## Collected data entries
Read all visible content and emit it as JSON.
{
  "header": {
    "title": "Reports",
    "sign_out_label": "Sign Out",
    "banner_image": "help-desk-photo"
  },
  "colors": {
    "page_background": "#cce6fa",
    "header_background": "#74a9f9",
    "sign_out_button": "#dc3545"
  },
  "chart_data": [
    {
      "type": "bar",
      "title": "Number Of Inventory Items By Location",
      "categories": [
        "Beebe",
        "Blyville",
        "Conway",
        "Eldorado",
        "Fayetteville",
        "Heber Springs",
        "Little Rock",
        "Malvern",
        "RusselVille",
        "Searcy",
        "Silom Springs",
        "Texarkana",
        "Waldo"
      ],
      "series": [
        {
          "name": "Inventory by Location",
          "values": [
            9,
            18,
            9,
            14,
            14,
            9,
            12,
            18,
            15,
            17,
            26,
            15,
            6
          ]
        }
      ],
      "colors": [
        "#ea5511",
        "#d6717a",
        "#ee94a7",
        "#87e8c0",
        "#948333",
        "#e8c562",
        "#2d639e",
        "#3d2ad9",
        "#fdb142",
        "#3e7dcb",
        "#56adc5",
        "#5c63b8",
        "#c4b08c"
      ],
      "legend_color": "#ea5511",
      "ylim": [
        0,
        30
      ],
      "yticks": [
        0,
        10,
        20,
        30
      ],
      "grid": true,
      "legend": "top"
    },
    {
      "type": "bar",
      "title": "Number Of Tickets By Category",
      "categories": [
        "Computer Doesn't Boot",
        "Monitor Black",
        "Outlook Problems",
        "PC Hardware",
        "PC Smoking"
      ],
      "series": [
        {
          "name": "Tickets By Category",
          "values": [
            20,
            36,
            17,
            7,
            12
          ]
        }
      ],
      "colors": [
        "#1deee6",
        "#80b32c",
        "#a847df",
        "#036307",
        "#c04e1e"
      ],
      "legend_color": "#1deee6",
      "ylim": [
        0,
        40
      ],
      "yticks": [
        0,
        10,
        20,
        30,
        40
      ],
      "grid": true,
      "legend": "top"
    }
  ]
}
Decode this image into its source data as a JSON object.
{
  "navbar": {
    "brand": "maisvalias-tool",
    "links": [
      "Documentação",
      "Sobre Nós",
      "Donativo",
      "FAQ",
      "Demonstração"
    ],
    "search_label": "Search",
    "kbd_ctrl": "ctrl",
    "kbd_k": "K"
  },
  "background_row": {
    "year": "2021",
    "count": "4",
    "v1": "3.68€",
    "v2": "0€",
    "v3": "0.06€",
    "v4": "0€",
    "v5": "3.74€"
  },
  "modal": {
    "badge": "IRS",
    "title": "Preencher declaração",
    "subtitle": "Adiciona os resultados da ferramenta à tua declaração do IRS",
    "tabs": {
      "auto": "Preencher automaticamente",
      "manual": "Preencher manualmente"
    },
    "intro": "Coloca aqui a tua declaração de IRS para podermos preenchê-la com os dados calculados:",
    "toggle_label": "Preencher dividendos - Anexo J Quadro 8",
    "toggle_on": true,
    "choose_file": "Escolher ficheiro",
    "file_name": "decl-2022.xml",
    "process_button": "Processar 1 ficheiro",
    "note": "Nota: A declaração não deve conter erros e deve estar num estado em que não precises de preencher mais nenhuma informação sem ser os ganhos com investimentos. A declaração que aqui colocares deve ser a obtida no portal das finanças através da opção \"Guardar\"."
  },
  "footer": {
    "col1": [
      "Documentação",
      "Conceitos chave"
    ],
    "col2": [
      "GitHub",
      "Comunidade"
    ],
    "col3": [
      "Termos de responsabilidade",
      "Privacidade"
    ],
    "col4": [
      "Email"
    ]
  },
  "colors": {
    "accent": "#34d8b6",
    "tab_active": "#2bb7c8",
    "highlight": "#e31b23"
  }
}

## Written instruction
Out of the records, collect only those lines that contain the string "JSON".

## Full response
Read all visible content and emit it as JSON.
Decode this image into its source data as a JSON object.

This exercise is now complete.